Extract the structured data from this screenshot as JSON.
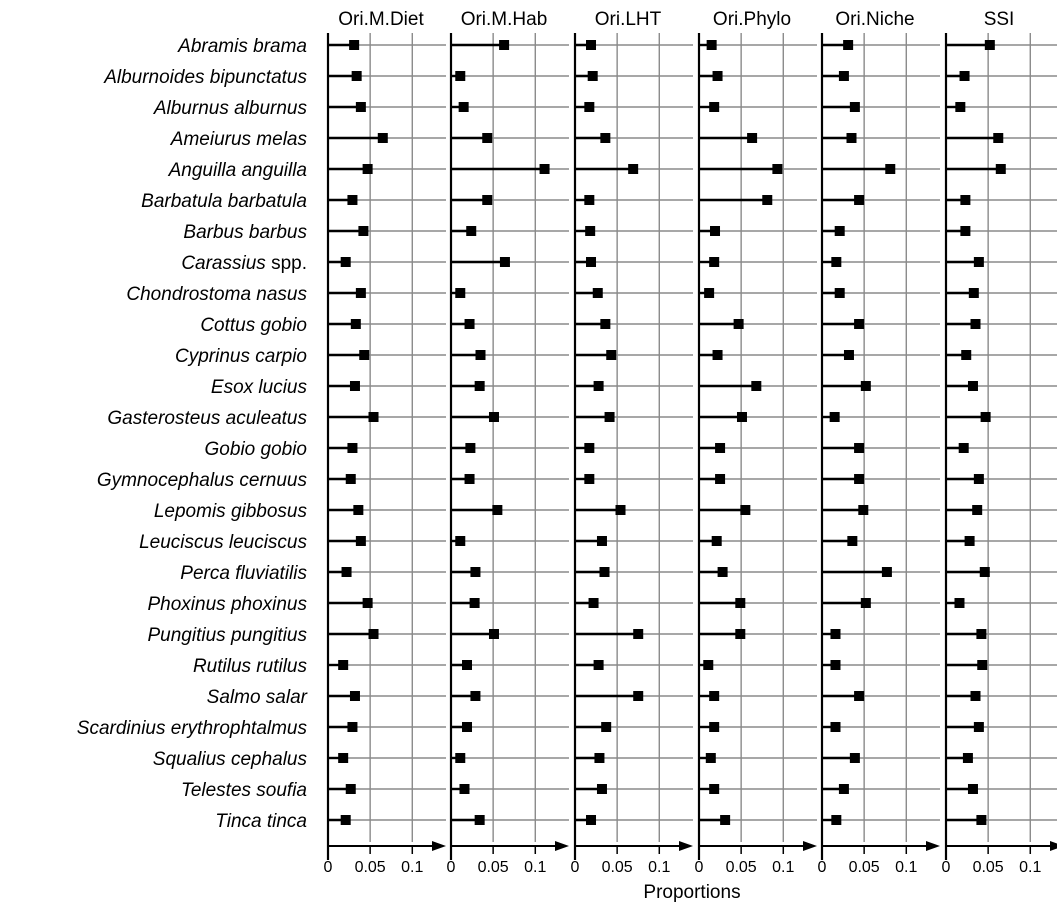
{
  "chart_data": {
    "type": "lollipop-dot-plot",
    "xlabel": "Proportions",
    "x_ticks": [
      "0",
      "0.05",
      "0.1"
    ],
    "x_tick_values": [
      0,
      0.05,
      0.1
    ],
    "xlim": [
      0,
      0.14
    ],
    "grid": true,
    "species": [
      {
        "genus": "Abramis brama",
        "suffix": ""
      },
      {
        "genus": "Alburnoides bipunctatus",
        "suffix": ""
      },
      {
        "genus": "Alburnus alburnus",
        "suffix": ""
      },
      {
        "genus": "Ameiurus melas",
        "suffix": ""
      },
      {
        "genus": "Anguilla anguilla",
        "suffix": ""
      },
      {
        "genus": "Barbatula barbatula",
        "suffix": ""
      },
      {
        "genus": "Barbus barbus",
        "suffix": ""
      },
      {
        "genus": "Carassius",
        "suffix": " spp."
      },
      {
        "genus": "Chondrostoma nasus",
        "suffix": ""
      },
      {
        "genus": "Cottus gobio",
        "suffix": ""
      },
      {
        "genus": "Cyprinus carpio",
        "suffix": ""
      },
      {
        "genus": "Esox lucius",
        "suffix": ""
      },
      {
        "genus": "Gasterosteus aculeatus",
        "suffix": ""
      },
      {
        "genus": "Gobio gobio",
        "suffix": ""
      },
      {
        "genus": "Gymnocephalus cernuus",
        "suffix": ""
      },
      {
        "genus": "Lepomis gibbosus",
        "suffix": ""
      },
      {
        "genus": "Leuciscus leuciscus",
        "suffix": ""
      },
      {
        "genus": "Perca fluviatilis",
        "suffix": ""
      },
      {
        "genus": "Phoxinus phoxinus",
        "suffix": ""
      },
      {
        "genus": "Pungitius pungitius",
        "suffix": ""
      },
      {
        "genus": "Rutilus rutilus",
        "suffix": ""
      },
      {
        "genus": "Salmo salar",
        "suffix": ""
      },
      {
        "genus": "Scardinius erythrophtalmus",
        "suffix": ""
      },
      {
        "genus": "Squalius cephalus",
        "suffix": ""
      },
      {
        "genus": "Telestes soufia",
        "suffix": ""
      },
      {
        "genus": "Tinca tinca",
        "suffix": ""
      }
    ],
    "panels": [
      {
        "name": "Ori.M.Diet",
        "values": [
          0.031,
          0.034,
          0.039,
          0.065,
          0.047,
          0.029,
          0.042,
          0.021,
          0.039,
          0.033,
          0.043,
          0.032,
          0.054,
          0.029,
          0.027,
          0.036,
          0.039,
          0.022,
          0.047,
          0.054,
          0.018,
          0.032,
          0.029,
          0.018,
          0.027,
          0.021
        ]
      },
      {
        "name": "Ori.M.Hab",
        "values": [
          0.063,
          0.011,
          0.015,
          0.043,
          0.111,
          0.043,
          0.024,
          0.064,
          0.011,
          0.022,
          0.035,
          0.034,
          0.051,
          0.023,
          0.022,
          0.055,
          0.011,
          0.029,
          0.028,
          0.051,
          0.019,
          0.029,
          0.019,
          0.011,
          0.016,
          0.034
        ]
      },
      {
        "name": "Ori.LHT",
        "values": [
          0.019,
          0.021,
          0.017,
          0.036,
          0.069,
          0.017,
          0.018,
          0.019,
          0.027,
          0.036,
          0.043,
          0.028,
          0.041,
          0.017,
          0.017,
          0.054,
          0.032,
          0.035,
          0.022,
          0.075,
          0.028,
          0.075,
          0.037,
          0.029,
          0.032,
          0.019
        ]
      },
      {
        "name": "Ori.Phylo",
        "values": [
          0.015,
          0.022,
          0.018,
          0.063,
          0.093,
          0.081,
          0.019,
          0.018,
          0.012,
          0.047,
          0.022,
          0.068,
          0.051,
          0.025,
          0.025,
          0.055,
          0.021,
          0.028,
          0.049,
          0.049,
          0.011,
          0.018,
          0.018,
          0.014,
          0.018,
          0.031
        ]
      },
      {
        "name": "Ori.Niche",
        "values": [
          0.031,
          0.026,
          0.039,
          0.035,
          0.081,
          0.044,
          0.021,
          0.017,
          0.021,
          0.044,
          0.032,
          0.052,
          0.015,
          0.044,
          0.044,
          0.049,
          0.036,
          0.077,
          0.052,
          0.016,
          0.016,
          0.044,
          0.016,
          0.039,
          0.026,
          0.017
        ]
      },
      {
        "name": "SSI",
        "values": [
          0.052,
          0.022,
          0.017,
          0.062,
          0.065,
          0.023,
          0.023,
          0.039,
          0.033,
          0.035,
          0.024,
          0.032,
          0.047,
          0.021,
          0.039,
          0.037,
          0.028,
          0.046,
          0.016,
          0.042,
          0.043,
          0.035,
          0.039,
          0.026,
          0.032,
          0.042
        ]
      }
    ],
    "colors": {
      "marker": "#000000",
      "stem": "#000000",
      "grid": "#8a8a8a",
      "axis": "#000000"
    }
  }
}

**To be done**
Give an exact reproduction of every line, leaving out any picture.

**Task solution**
Extract the structured data from this screenshot as JSON.
{
  "chart_data": {
    "type": "lollipop-dot-plot",
    "xlabel": "Proportions",
    "x_ticks": [
      "0",
      "0.05",
      "0.1"
    ],
    "x_tick_values": [
      0,
      0.05,
      0.1
    ],
    "xlim": [
      0,
      0.14
    ],
    "grid": true,
    "species": [
      {
        "genus": "Abramis brama",
        "suffix": ""
      },
      {
        "genus": "Alburnoides bipunctatus",
        "suffix": ""
      },
      {
        "genus": "Alburnus alburnus",
        "suffix": ""
      },
      {
        "genus": "Ameiurus melas",
        "suffix": ""
      },
      {
        "genus": "Anguilla anguilla",
        "suffix": ""
      },
      {
        "genus": "Barbatula barbatula",
        "suffix": ""
      },
      {
        "genus": "Barbus barbus",
        "suffix": ""
      },
      {
        "genus": "Carassius",
        "suffix": " spp."
      },
      {
        "genus": "Chondrostoma nasus",
        "suffix": ""
      },
      {
        "genus": "Cottus gobio",
        "suffix": ""
      },
      {
        "genus": "Cyprinus carpio",
        "suffix": ""
      },
      {
        "genus": "Esox lucius",
        "suffix": ""
      },
      {
        "genus": "Gasterosteus aculeatus",
        "suffix": ""
      },
      {
        "genus": "Gobio gobio",
        "suffix": ""
      },
      {
        "genus": "Gymnocephalus cernuus",
        "suffix": ""
      },
      {
        "genus": "Lepomis gibbosus",
        "suffix": ""
      },
      {
        "genus": "Leuciscus leuciscus",
        "suffix": ""
      },
      {
        "genus": "Perca fluviatilis",
        "suffix": ""
      },
      {
        "genus": "Phoxinus phoxinus",
        "suffix": ""
      },
      {
        "genus": "Pungitius pungitius",
        "suffix": ""
      },
      {
        "genus": "Rutilus rutilus",
        "suffix": ""
      },
      {
        "genus": "Salmo salar",
        "suffix": ""
      },
      {
        "genus": "Scardinius erythrophtalmus",
        "suffix": ""
      },
      {
        "genus": "Squalius cephalus",
        "suffix": ""
      },
      {
        "genus": "Telestes soufia",
        "suffix": ""
      },
      {
        "genus": "Tinca tinca",
        "suffix": ""
      }
    ],
    "panels": [
      {
        "name": "Ori.M.Diet",
        "values": [
          0.031,
          0.034,
          0.039,
          0.065,
          0.047,
          0.029,
          0.042,
          0.021,
          0.039,
          0.033,
          0.043,
          0.032,
          0.054,
          0.029,
          0.027,
          0.036,
          0.039,
          0.022,
          0.047,
          0.054,
          0.018,
          0.032,
          0.029,
          0.018,
          0.027,
          0.021
        ]
      },
      {
        "name": "Ori.M.Hab",
        "values": [
          0.063,
          0.011,
          0.015,
          0.043,
          0.111,
          0.043,
          0.024,
          0.064,
          0.011,
          0.022,
          0.035,
          0.034,
          0.051,
          0.023,
          0.022,
          0.055,
          0.011,
          0.029,
          0.028,
          0.051,
          0.019,
          0.029,
          0.019,
          0.011,
          0.016,
          0.034
        ]
      },
      {
        "name": "Ori.LHT",
        "values": [
          0.019,
          0.021,
          0.017,
          0.036,
          0.069,
          0.017,
          0.018,
          0.019,
          0.027,
          0.036,
          0.043,
          0.028,
          0.041,
          0.017,
          0.017,
          0.054,
          0.032,
          0.035,
          0.022,
          0.075,
          0.028,
          0.075,
          0.037,
          0.029,
          0.032,
          0.019
        ]
      },
      {
        "name": "Ori.Phylo",
        "values": [
          0.015,
          0.022,
          0.018,
          0.063,
          0.093,
          0.081,
          0.019,
          0.018,
          0.012,
          0.047,
          0.022,
          0.068,
          0.051,
          0.025,
          0.025,
          0.055,
          0.021,
          0.028,
          0.049,
          0.049,
          0.011,
          0.018,
          0.018,
          0.014,
          0.018,
          0.031
        ]
      },
      {
        "name": "Ori.Niche",
        "values": [
          0.031,
          0.026,
          0.039,
          0.035,
          0.081,
          0.044,
          0.021,
          0.017,
          0.021,
          0.044,
          0.032,
          0.052,
          0.015,
          0.044,
          0.044,
          0.049,
          0.036,
          0.077,
          0.052,
          0.016,
          0.016,
          0.044,
          0.016,
          0.039,
          0.026,
          0.017
        ]
      },
      {
        "name": "SSI",
        "values": [
          0.052,
          0.022,
          0.017,
          0.062,
          0.065,
          0.023,
          0.023,
          0.039,
          0.033,
          0.035,
          0.024,
          0.032,
          0.047,
          0.021,
          0.039,
          0.037,
          0.028,
          0.046,
          0.016,
          0.042,
          0.043,
          0.035,
          0.039,
          0.026,
          0.032,
          0.042
        ]
      }
    ],
    "colors": {
      "marker": "#000000",
      "stem": "#000000",
      "grid": "#8a8a8a",
      "axis": "#000000"
    }
  }
}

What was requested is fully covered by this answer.